__Passage provided__:
* * *

I was the over-sized cargo shorts in the back row, on the aisle. I was the Fidel Castro shirt-jacket, pressed up tightly against the wall, eyes closed, mouthing every word. I apologize for playing so much air bass guitar, and so flamboyantly. I couldn’t help myself.

I was the shaggy haired guy too big to miss that you didn’t see. I was not alone, but with no one.

A few years before kids my age would learn of places called Pakistan and Afghanistan, the Khyber Pass Pub, at the time one of the best small music rooms in Philly, graciously booked an entire night of music dedicated to the bands on my fledgling record label. I giddily scooped up both of the city’s free weekly alternative rags on that Wednesday and Thursday to cut out the venue’s 1/4 page ads featuring their look-ahead show calendar. I tacked the black and white squares to my apartment wall, newsprint smudges of hubris on my pudgy 22-year-old fingertips, and stared at ‘MINDWALK RECORDS NIGHT’ for hours. It’s not like I had anything else to do. Not even the aggressiveness of typesetter’s caps-lock could dim the light that flooded into my heart. The legitimacy I didn’t know I craved had been, on a small scale, achieved. I mean, it was only a Wednesday night — my vanity was held solidly in check — but it was MY Wednesday night. The show was okay, the crowd decent for a midweek, and the music solid if unspectacular. It’s likely that no one else remembers being inside that room on that evening, and that’s okay, I have it stored away for safe keeping. My two brothers, both older than me, certainly don’t remember that Wednesday night, MINDWALK RECORDS NIGHT, because neither of them showed up. I had no expectations that either would walk through the pub’s door, a¬†mighty piece of oak that wouldn’t have been out of place in the Hobbit’s Shire. My siblings each lived less than a half an hour away from me standing inside the Khyber, just across the river in Jersey. But it wasn’t their kind of music and I wasn’t their kind of brother. I was not alone, but with no one.

* * *

__Given material__:
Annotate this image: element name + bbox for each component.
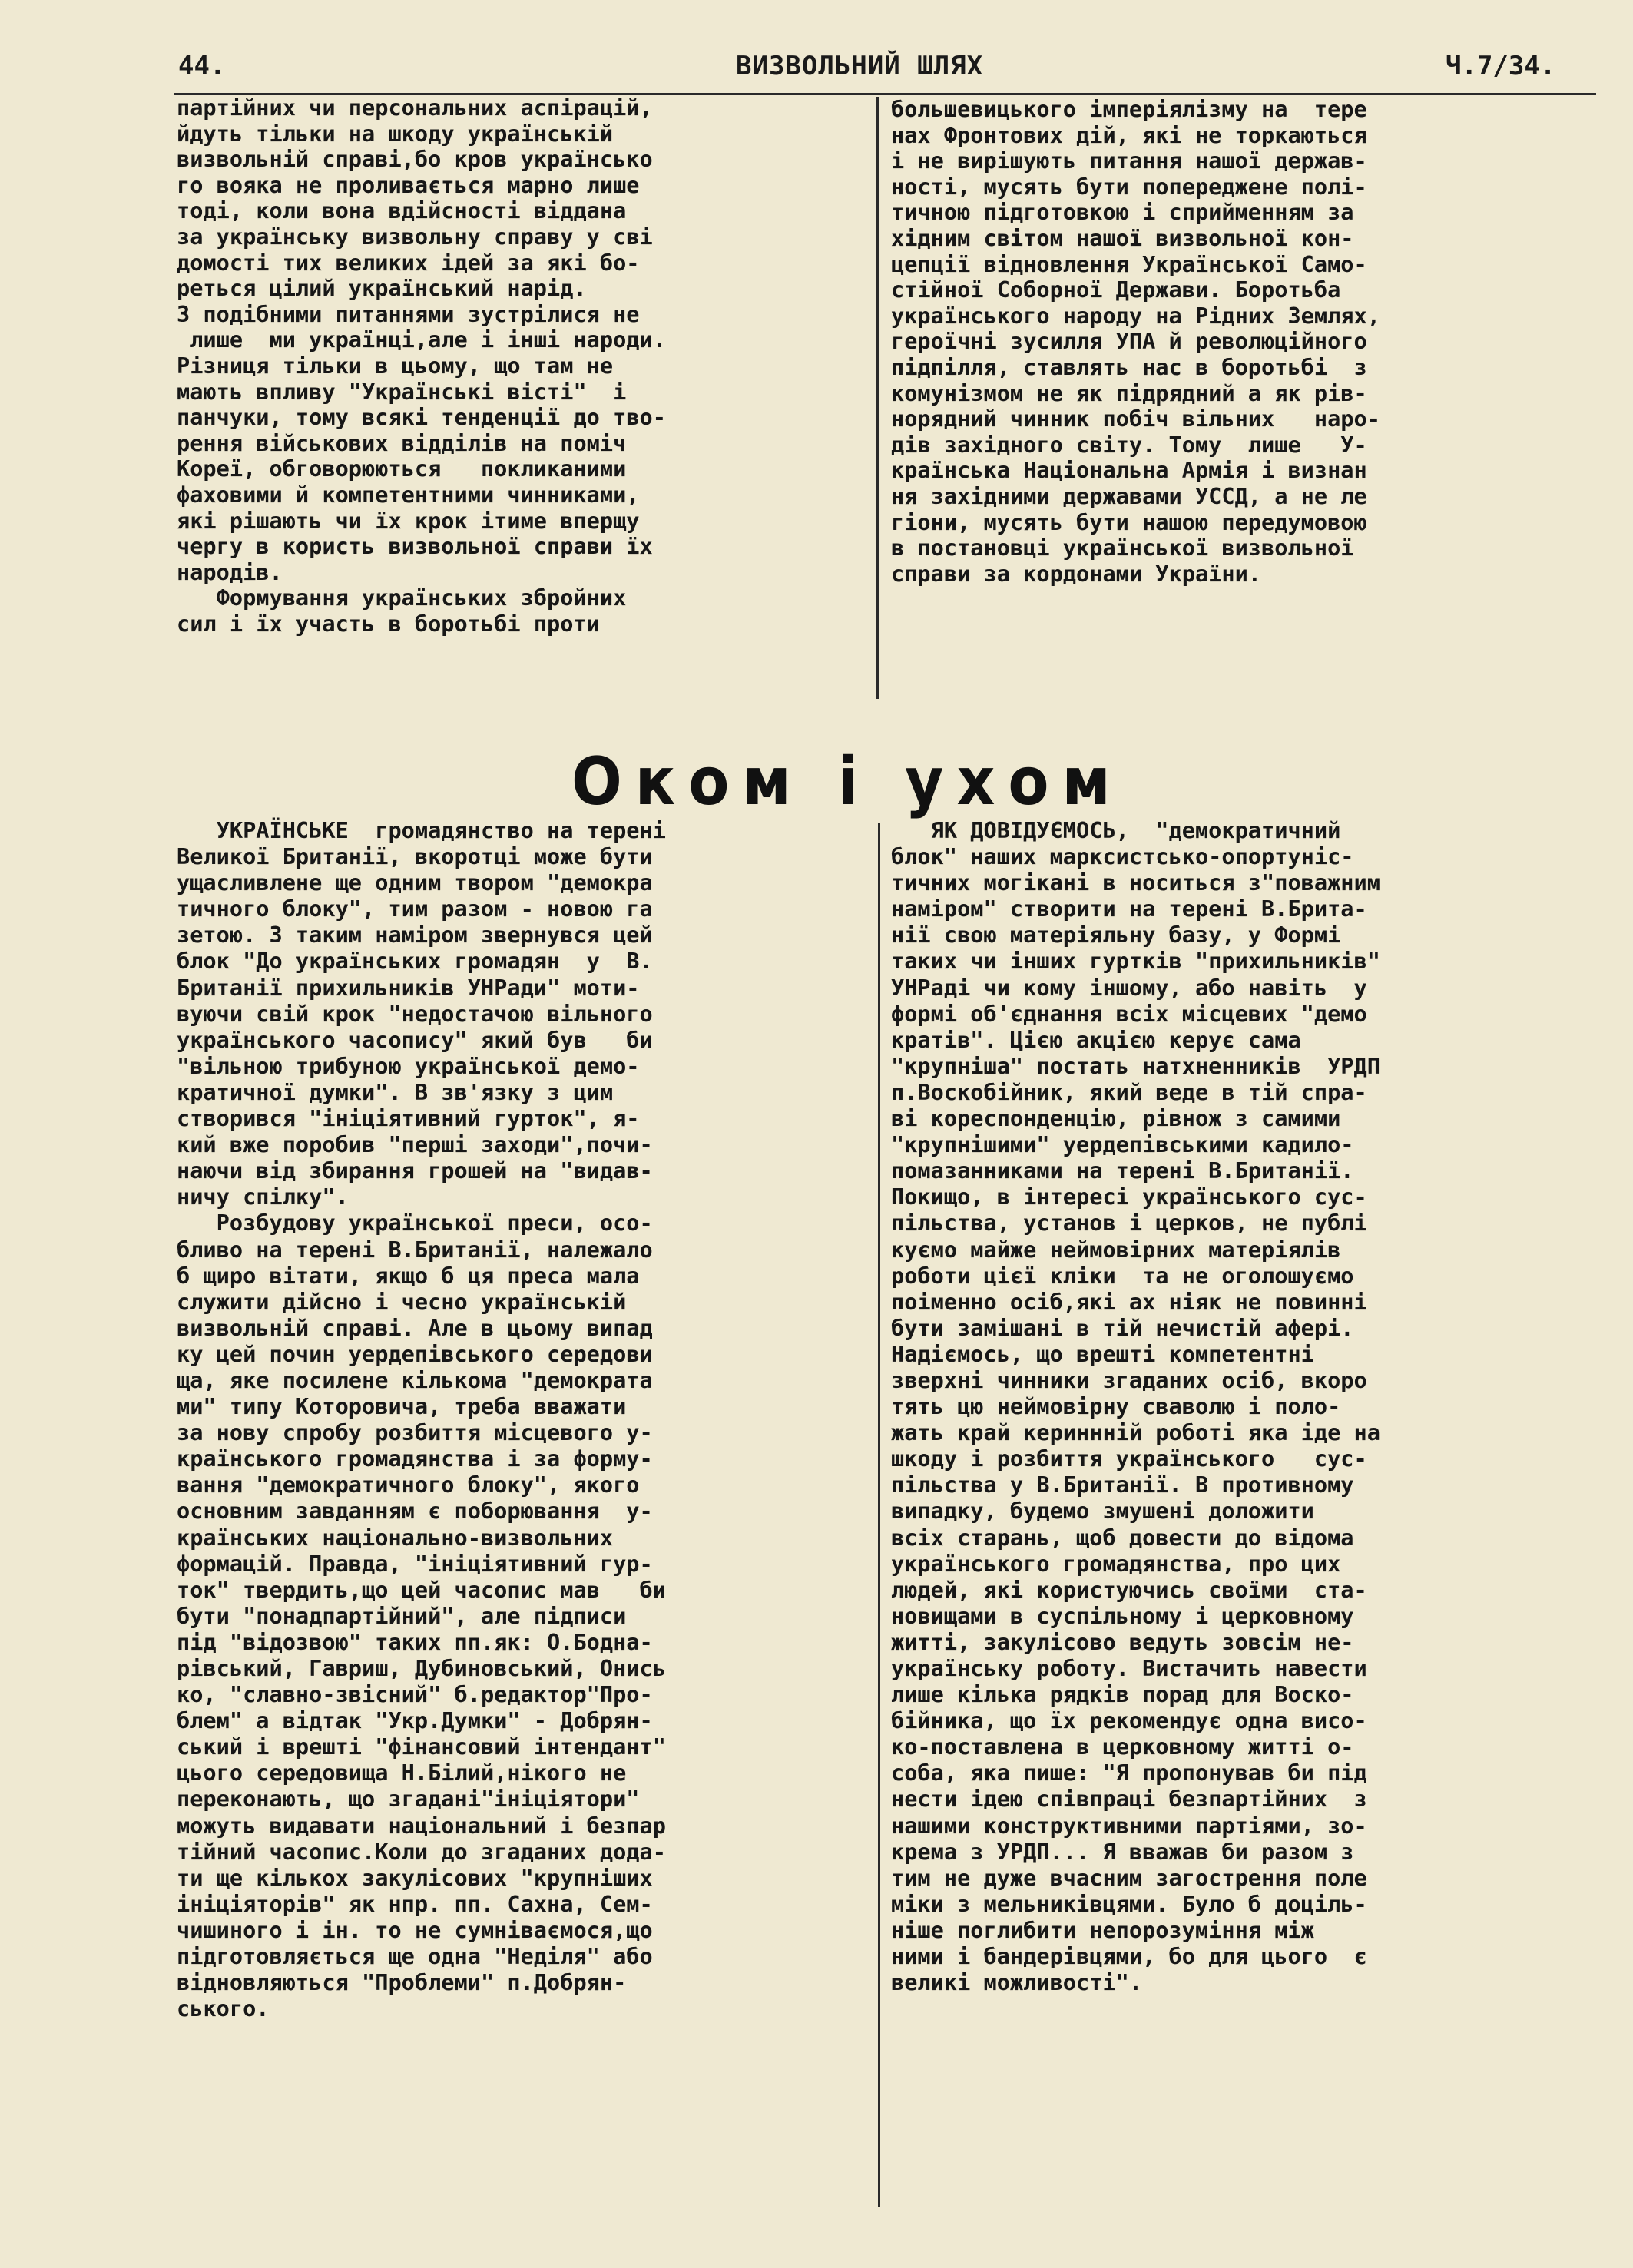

* * *

__Goals__:
a: Copy out the stretch of the passage from "I was the over-sized" through "see. I was not alone, but with no one.", renaming "cargo shorts" as "denim shorts".
b: Which real countries, cities and states does the passage name? Leave out venue names and fictional places.
Base your work only on the passage itself.

__Task answers__:
a:
I was the over-sized denim shorts in the back row, on the aisle. I was the Fidel Castro shirt-jacket, pressed up tightly against the wall, eyes closed, mouthing every word. I apologize for playing so much air bass guitar, and so flamboyantly. I couldn’t help myself.

I was the shaggy haired guy too big to miss that you didn’t see. I was not alone, but with no one.

b: Pakistan, Afghanistan, Philly, Jersey